Do this: Scan the listing below. Report each line that includes "焦点式研讨".

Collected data

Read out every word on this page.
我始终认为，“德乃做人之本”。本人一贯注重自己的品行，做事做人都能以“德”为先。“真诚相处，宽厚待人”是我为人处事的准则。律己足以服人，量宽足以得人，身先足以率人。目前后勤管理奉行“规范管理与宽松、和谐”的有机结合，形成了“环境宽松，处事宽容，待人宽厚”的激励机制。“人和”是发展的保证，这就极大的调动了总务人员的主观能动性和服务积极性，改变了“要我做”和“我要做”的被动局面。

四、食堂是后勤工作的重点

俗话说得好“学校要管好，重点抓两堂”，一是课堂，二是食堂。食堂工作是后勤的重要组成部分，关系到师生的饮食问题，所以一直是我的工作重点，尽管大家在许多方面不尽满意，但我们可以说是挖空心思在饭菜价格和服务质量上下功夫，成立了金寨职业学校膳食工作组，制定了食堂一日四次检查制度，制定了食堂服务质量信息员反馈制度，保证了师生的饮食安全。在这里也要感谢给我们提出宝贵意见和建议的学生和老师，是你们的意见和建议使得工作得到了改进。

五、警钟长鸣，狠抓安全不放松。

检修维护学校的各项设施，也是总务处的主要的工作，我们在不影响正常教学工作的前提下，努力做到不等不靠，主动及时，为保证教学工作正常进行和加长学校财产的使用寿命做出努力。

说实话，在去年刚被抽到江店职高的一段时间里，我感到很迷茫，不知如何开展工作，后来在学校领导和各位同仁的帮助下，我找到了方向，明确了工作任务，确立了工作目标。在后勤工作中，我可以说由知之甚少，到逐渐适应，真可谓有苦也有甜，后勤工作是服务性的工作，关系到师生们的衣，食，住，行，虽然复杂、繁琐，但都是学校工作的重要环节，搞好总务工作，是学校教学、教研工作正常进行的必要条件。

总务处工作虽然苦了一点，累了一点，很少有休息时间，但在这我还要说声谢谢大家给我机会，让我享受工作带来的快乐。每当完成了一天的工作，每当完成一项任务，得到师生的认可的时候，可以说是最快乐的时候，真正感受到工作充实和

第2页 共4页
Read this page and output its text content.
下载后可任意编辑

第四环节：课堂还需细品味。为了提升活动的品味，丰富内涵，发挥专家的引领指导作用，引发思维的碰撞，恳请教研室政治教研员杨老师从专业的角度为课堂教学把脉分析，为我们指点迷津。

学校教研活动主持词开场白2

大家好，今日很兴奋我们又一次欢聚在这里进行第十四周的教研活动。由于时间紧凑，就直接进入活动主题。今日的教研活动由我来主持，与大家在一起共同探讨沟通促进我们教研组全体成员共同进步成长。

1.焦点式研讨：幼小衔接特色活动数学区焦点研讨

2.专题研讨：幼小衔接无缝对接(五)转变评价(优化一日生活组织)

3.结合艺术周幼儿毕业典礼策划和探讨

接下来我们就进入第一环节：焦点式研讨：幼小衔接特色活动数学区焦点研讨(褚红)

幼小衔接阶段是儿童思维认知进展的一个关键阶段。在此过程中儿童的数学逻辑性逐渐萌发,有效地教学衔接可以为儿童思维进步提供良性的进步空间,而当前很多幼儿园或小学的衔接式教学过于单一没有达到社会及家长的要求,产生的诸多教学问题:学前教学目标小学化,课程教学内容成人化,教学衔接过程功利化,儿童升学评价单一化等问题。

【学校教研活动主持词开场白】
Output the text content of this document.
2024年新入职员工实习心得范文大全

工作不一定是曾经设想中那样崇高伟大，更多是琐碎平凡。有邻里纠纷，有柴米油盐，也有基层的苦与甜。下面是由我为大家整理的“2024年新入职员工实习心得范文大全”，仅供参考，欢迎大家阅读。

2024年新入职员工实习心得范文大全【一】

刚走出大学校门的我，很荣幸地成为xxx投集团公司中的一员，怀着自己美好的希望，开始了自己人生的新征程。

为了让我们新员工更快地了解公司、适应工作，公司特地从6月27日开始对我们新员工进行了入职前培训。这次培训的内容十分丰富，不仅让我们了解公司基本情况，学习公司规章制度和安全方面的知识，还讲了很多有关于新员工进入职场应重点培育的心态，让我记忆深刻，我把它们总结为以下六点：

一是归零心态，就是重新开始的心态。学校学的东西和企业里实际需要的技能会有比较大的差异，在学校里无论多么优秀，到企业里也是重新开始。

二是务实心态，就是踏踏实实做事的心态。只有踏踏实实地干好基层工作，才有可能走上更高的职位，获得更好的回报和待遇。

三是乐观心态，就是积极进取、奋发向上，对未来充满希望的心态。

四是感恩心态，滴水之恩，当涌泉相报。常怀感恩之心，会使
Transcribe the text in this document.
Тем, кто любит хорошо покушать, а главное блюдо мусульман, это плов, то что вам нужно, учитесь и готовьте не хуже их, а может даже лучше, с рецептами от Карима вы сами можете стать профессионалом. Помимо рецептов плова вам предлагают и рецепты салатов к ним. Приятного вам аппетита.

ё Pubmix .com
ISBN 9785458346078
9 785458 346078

Complete response:
1.焦点式研讨：幼小衔接特色活动数学区焦点研讨
接下来我们就进入第一环节：焦点式研讨：幼小衔接特色活动数学区焦点研讨(褚红)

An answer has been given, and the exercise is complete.